Data extracted from a collection —
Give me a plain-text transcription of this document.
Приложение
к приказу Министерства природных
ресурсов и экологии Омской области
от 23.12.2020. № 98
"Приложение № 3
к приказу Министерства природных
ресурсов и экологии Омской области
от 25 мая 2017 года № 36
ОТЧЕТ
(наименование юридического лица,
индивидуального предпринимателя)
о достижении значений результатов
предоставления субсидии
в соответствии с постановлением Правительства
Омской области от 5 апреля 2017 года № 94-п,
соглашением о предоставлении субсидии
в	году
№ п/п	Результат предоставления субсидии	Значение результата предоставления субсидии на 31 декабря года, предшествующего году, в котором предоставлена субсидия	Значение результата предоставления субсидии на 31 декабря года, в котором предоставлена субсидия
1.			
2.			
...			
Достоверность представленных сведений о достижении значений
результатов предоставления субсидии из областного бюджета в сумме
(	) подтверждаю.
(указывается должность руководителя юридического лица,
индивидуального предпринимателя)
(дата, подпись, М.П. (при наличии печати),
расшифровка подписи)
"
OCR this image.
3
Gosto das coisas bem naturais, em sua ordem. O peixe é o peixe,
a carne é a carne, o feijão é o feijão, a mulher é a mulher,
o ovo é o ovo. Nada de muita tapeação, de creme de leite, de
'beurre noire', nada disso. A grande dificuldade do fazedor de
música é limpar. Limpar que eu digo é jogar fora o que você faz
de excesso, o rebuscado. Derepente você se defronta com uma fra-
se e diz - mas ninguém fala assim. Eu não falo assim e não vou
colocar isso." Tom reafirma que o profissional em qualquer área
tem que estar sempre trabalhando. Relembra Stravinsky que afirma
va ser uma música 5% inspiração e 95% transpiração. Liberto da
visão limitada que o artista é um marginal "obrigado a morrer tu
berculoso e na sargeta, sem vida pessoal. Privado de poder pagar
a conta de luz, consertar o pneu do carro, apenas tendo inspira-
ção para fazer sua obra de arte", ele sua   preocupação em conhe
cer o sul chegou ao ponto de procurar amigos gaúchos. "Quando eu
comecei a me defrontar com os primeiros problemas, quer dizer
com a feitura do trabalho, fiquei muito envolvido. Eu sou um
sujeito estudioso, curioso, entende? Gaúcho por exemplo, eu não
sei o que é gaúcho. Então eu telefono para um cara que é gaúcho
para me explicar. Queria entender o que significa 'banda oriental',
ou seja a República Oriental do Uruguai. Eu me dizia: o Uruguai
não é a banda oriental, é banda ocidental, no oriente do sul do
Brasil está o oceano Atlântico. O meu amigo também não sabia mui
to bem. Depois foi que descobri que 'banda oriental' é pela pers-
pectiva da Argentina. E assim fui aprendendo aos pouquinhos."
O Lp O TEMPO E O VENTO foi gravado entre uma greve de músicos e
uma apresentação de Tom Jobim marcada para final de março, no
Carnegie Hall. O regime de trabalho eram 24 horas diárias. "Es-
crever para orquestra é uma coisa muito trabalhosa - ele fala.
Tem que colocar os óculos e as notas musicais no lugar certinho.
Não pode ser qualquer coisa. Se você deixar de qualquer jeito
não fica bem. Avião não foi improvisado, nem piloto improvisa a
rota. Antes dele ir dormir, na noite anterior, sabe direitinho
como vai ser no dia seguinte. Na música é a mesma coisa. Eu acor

WHAT TO WORK ON — Retype every record above exactly as it appears.

EXPECTED ANSWER —
Give me a plain-text transcription of this document.
Приложение
к приказу Министерства природных
ресурсов и экологии Омской области
от 23.12.2020. № 98
"Приложение № 3
к приказу Министерства природных
ресурсов и экологии Омской области
от 25 мая 2017 года № 36
ОТЧЕТ
(наименование юридического лица,
индивидуального предпринимателя)
о достижении значений результатов
предоставления субсидии
в соответствии с постановлением Правительства
Омской области от 5 апреля 2017 года № 94-п,
соглашением о предоставлении субсидии
в	году
№ п/п	Результат предоставления субсидии	Значение результата предоставления субсидии на 31 декабря года, предшествующего году, в котором предоставлена субсидия	Значение результата предоставления субсидии на 31 декабря года, в котором предоставлена субсидия
1.			
2.			
...			
Достоверность представленных сведений о достижении значений
результатов предоставления субсидии из областного бюджета в сумме
(	) подтверждаю.
(указывается должность руководителя юридического лица,
индивидуального предпринимателя)
(дата, подпись, М.П. (при наличии печати),
расшифровка подписи)
"
OCR this image.
3
Gosto das coisas bem naturais, em sua ordem. O peixe é o peixe,
a carne é a carne, o feijão é o feijão, a mulher é a mulher,
o ovo é o ovo. Nada de muita tapeação, de creme de leite, de
'beurre noire', nada disso. A grande dificuldade do fazedor de
música é limpar. Limpar que eu digo é jogar fora o que você faz
de excesso, o rebuscado. Derepente você se defronta com uma fra-
se e diz - mas ninguém fala assim. Eu não falo assim e não vou
colocar isso." Tom reafirma que o profissional em qualquer área
tem que estar sempre trabalhando. Relembra Stravinsky que afirma
va ser uma música 5% inspiração e 95% transpiração. Liberto da
visão limitada que o artista é um marginal "obrigado a morrer tu
berculoso e na sargeta, sem vida pessoal. Privado de poder pagar
a conta de luz, consertar o pneu do carro, apenas tendo inspira-
ção para fazer sua obra de arte", ele sua   preocupação em conhe
cer o sul chegou ao ponto de procurar amigos gaúchos. "Quando eu
comecei a me defrontar com os primeiros problemas, quer dizer
com a feitura do trabalho, fiquei muito envolvido. Eu sou um
sujeito estudioso, curioso, entende? Gaúcho por exemplo, eu não
sei o que é gaúcho. Então eu telefono para um cara que é gaúcho
para me explicar. Queria entender o que significa 'banda oriental',
ou seja a República Oriental do Uruguai. Eu me dizia: o Uruguai
não é a banda oriental, é banda ocidental, no oriente do sul do
Brasil está o oceano Atlântico. O meu amigo também não sabia mui
to bem. Depois foi que descobri que 'banda oriental' é pela pers-
pectiva da Argentina. E assim fui aprendendo aos pouquinhos."
O Lp O TEMPO E O VENTO foi gravado entre uma greve de músicos e
uma apresentação de Tom Jobim marcada para final de março, no
Carnegie Hall. O regime de trabalho eram 24 horas diárias. "Es-
crever para orquestra é uma coisa muito trabalhosa - ele fala.
Tem que colocar os óculos e as notas musicais no lugar certinho.
Não pode ser qualquer coisa. Se você deixar de qualquer jeito
não fica bem. Avião não foi improvisado, nem piloto improvisa a
rota. Antes dele ir dormir, na noite anterior, sabe direitinho
como vai ser no dia seguinte. Na música é a mesma coisa. Eu acor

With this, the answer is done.